■ AIM OF THE EXERCISE ■
Using the records provided below, locate and copy each line that contains the word "HOMO".

■ RECORDS SHOWN ■
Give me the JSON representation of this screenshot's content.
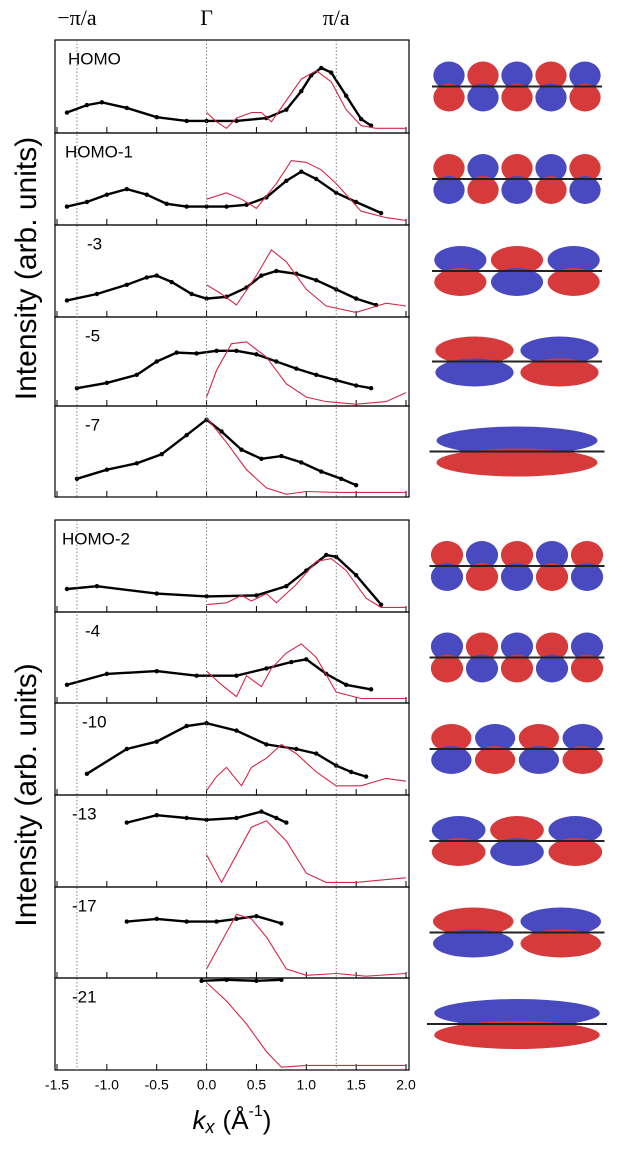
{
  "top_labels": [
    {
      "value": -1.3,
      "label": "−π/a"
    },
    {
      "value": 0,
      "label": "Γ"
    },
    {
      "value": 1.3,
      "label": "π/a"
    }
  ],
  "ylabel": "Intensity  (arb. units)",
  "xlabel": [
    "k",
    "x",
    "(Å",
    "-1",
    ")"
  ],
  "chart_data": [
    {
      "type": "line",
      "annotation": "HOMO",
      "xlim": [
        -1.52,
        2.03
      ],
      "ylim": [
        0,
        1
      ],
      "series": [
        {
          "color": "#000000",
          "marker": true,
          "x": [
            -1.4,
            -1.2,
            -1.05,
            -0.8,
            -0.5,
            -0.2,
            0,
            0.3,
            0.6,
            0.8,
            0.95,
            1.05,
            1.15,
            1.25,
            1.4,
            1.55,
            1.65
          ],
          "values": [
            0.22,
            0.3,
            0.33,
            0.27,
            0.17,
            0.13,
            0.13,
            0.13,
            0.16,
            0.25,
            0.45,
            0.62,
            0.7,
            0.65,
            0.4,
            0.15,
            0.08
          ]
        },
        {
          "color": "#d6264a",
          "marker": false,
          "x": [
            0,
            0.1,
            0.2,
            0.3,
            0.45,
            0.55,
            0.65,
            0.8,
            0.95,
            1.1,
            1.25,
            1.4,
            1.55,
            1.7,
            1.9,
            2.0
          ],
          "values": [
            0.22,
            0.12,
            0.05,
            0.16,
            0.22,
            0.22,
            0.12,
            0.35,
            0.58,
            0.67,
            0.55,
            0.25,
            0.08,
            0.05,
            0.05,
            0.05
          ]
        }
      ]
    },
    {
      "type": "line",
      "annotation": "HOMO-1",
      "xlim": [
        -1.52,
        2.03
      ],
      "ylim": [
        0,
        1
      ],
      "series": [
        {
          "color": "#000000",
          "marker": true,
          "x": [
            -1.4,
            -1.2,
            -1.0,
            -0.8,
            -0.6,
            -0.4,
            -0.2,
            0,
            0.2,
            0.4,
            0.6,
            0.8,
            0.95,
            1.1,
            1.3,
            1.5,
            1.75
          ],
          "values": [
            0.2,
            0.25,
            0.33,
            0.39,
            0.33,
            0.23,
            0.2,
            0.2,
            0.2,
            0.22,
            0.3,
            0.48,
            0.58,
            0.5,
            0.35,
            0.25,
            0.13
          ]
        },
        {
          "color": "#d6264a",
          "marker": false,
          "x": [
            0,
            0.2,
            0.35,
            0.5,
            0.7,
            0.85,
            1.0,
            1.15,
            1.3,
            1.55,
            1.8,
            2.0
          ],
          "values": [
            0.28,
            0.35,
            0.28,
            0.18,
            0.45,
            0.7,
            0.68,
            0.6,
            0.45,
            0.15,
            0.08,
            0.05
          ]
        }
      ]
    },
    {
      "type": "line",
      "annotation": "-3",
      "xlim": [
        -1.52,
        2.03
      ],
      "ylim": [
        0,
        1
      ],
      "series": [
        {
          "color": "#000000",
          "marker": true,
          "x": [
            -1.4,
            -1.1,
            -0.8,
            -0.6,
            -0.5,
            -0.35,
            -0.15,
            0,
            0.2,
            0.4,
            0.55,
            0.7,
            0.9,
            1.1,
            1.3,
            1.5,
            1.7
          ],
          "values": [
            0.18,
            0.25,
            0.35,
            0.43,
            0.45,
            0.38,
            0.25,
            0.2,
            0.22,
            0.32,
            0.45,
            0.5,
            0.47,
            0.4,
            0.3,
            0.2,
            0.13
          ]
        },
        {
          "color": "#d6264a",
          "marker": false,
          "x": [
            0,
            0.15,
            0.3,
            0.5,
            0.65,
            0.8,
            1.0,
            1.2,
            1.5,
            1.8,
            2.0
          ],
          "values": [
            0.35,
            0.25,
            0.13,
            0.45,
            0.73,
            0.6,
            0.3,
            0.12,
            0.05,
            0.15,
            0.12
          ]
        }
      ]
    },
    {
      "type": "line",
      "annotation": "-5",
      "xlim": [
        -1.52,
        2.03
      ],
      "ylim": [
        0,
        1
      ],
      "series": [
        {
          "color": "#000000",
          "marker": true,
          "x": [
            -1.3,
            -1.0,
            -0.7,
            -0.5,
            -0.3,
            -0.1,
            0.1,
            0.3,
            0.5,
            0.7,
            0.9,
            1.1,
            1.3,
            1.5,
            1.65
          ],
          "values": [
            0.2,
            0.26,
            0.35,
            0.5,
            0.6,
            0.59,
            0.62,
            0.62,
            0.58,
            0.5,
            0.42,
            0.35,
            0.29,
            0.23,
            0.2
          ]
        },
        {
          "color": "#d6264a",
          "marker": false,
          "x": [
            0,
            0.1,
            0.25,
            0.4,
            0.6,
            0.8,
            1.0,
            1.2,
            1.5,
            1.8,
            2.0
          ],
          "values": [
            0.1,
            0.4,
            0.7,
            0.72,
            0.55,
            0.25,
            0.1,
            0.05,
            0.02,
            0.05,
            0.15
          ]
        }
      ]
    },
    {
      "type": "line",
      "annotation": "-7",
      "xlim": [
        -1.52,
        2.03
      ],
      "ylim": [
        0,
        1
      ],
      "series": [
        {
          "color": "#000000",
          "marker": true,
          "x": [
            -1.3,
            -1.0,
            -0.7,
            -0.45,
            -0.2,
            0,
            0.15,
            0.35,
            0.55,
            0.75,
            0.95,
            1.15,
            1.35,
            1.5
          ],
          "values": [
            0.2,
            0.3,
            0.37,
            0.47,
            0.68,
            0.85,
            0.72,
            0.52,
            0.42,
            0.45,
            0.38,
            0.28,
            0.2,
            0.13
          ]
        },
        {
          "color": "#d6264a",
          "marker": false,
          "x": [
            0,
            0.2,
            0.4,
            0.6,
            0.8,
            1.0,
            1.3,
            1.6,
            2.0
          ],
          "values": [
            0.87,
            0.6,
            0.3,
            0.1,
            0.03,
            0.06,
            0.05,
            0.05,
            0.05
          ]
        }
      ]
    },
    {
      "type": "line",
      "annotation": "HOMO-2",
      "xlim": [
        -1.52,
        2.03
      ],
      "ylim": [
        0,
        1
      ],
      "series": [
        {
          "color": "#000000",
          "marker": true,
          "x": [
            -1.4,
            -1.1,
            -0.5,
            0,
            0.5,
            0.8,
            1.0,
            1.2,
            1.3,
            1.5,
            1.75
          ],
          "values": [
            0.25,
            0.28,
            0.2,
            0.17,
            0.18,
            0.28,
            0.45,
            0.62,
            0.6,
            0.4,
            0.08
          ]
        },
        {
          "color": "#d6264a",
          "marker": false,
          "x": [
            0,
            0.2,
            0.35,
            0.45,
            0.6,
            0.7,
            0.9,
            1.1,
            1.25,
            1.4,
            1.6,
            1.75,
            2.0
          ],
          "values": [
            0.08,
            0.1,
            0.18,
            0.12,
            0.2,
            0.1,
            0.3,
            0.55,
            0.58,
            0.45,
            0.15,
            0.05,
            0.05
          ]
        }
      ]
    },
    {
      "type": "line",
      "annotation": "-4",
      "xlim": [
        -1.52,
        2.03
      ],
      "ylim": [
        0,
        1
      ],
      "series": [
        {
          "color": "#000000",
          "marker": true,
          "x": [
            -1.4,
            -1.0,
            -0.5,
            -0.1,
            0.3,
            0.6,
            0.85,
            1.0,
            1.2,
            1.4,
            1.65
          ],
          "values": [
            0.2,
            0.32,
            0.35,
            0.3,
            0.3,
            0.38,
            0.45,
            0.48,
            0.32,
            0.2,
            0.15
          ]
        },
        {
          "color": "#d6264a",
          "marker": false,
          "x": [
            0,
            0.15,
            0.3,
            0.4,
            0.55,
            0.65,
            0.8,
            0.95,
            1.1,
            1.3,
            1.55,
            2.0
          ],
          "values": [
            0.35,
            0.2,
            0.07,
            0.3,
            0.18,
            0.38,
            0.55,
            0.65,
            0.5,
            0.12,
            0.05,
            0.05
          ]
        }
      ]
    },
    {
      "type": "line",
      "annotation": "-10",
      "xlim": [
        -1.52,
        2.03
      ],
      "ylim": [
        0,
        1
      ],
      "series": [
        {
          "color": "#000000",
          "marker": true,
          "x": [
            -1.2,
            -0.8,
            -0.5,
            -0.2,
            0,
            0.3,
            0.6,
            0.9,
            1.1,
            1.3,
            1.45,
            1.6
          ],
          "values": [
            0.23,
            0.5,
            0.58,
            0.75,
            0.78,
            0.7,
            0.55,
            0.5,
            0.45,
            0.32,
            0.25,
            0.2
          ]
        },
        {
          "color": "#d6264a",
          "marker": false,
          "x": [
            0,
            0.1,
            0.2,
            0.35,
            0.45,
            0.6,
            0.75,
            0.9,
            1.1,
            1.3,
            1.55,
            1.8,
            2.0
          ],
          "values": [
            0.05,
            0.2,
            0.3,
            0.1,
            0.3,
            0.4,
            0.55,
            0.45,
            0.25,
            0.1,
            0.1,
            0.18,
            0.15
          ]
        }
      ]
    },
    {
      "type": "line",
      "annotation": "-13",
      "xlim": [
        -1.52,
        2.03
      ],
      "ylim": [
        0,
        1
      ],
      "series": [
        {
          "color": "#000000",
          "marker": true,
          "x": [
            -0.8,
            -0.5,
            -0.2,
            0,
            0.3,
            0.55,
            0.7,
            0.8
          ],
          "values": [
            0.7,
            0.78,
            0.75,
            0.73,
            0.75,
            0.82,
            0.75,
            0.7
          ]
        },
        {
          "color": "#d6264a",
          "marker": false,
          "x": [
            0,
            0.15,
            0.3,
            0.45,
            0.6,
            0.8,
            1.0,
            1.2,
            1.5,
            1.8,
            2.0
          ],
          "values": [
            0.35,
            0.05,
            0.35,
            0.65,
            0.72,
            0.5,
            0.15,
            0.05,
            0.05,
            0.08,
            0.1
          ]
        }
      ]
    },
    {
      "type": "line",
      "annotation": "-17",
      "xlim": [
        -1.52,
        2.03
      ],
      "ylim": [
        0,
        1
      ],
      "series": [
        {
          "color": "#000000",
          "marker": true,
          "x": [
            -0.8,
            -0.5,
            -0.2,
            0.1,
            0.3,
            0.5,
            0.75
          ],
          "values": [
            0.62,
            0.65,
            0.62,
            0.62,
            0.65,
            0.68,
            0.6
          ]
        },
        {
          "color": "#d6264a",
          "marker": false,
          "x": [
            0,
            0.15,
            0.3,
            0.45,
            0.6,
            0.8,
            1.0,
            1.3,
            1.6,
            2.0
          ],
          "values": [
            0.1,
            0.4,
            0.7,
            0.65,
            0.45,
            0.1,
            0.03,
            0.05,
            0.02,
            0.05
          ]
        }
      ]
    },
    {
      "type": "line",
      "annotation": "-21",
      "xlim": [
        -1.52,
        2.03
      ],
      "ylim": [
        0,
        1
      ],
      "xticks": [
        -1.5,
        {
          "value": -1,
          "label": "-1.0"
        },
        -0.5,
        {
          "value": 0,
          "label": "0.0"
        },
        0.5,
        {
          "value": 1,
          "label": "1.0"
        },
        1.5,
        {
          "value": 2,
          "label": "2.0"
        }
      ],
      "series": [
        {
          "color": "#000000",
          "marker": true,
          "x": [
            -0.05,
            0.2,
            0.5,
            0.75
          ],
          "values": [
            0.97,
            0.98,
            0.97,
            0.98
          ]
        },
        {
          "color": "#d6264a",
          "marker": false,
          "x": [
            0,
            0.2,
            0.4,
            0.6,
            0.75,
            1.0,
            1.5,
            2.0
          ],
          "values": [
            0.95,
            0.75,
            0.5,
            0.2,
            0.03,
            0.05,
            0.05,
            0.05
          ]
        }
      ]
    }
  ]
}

■ SOLUTION TO THIS PROBLEM ■
      "annotation": "HOMO",
      "annotation": "HOMO-1",
      "annotation": "HOMO-2",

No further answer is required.